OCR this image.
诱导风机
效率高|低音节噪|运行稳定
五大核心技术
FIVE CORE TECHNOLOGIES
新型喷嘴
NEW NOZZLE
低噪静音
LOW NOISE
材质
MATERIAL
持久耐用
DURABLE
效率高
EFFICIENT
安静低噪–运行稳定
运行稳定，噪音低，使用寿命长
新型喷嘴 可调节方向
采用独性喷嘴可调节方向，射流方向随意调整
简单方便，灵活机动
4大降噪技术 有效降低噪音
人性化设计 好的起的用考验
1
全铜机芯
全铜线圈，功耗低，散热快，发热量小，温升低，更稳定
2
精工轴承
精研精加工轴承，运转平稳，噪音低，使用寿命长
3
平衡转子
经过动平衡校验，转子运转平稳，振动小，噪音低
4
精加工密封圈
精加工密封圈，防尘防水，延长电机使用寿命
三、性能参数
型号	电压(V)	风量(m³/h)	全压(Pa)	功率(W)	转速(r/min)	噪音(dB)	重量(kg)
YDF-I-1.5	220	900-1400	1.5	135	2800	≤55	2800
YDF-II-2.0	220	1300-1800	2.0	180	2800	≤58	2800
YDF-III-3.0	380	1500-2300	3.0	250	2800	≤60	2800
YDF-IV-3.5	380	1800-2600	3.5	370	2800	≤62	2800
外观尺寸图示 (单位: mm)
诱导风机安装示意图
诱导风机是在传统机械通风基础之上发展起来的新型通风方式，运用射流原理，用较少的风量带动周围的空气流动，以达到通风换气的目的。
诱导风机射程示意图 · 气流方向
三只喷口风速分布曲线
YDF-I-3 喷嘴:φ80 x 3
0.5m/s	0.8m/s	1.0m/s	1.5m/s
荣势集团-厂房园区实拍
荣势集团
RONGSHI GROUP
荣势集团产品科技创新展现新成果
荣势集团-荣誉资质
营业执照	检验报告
+-------+
Collect, from the material above, every line containing the word "使用寿命长".

:: Problem solution ::
运行稳定，噪音低，使用寿命长
精研精加工轴承，运转平稳，噪音低，使用寿命长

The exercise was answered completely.